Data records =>
++++

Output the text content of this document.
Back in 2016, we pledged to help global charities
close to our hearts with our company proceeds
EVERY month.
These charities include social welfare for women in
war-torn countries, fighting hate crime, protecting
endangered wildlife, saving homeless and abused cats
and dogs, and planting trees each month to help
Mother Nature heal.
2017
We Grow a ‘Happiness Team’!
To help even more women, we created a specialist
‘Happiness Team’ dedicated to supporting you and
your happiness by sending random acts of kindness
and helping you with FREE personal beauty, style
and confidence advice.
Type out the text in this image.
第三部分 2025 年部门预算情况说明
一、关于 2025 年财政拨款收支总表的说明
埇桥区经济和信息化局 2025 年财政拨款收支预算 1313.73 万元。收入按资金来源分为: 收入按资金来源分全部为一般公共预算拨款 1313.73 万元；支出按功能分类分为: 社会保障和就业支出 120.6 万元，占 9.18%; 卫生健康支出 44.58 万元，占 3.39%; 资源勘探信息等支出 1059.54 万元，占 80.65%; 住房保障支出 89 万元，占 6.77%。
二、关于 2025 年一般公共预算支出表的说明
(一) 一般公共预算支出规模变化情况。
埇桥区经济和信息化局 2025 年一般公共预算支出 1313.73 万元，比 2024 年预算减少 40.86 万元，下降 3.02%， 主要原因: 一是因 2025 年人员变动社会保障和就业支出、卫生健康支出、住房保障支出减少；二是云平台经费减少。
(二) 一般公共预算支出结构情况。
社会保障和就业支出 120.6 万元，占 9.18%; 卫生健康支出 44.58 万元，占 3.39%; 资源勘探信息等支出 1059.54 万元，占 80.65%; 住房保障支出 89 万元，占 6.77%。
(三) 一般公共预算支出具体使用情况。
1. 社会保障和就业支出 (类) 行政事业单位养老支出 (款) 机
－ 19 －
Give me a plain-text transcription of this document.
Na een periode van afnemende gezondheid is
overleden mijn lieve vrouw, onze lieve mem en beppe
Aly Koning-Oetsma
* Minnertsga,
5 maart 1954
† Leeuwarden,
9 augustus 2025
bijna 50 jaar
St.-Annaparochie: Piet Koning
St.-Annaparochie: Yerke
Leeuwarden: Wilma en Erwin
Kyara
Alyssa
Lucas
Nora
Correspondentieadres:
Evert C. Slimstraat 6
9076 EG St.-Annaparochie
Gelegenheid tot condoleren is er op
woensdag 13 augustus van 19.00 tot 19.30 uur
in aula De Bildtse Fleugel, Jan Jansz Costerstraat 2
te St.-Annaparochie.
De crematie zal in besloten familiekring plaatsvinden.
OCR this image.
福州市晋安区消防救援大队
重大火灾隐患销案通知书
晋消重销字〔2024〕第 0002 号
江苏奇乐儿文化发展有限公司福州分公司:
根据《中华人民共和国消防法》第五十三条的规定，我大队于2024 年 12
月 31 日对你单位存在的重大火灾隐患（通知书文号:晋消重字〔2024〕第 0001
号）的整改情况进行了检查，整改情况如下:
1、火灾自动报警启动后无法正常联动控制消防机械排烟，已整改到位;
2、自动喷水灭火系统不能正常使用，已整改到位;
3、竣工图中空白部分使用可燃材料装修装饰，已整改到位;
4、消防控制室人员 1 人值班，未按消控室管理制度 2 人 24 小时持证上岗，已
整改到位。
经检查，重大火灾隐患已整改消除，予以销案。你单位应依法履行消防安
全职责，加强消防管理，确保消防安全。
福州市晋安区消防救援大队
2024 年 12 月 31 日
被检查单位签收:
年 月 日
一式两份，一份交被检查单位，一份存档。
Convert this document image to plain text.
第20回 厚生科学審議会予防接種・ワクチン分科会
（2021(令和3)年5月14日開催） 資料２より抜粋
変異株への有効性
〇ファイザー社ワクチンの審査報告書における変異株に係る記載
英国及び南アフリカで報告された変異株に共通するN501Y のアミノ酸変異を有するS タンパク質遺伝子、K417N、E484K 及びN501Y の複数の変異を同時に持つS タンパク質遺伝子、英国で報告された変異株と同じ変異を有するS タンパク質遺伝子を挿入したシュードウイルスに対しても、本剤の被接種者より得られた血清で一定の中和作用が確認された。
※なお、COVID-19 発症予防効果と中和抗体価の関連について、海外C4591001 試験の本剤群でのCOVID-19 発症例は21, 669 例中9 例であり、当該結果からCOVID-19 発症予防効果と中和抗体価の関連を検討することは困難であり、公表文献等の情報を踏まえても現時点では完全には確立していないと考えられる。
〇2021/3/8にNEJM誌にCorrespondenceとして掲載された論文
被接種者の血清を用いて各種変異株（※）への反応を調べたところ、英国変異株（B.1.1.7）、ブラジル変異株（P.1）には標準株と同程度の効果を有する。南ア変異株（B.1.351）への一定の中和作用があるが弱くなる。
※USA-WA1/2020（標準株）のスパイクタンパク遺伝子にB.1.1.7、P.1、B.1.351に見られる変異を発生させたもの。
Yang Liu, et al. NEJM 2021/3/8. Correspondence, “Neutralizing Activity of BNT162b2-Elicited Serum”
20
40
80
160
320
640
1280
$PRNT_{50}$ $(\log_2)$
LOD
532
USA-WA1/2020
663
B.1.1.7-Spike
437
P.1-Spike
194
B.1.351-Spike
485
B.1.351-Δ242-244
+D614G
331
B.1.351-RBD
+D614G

++++

Scan the records above and report how many lines include the word "document", without any other text.

3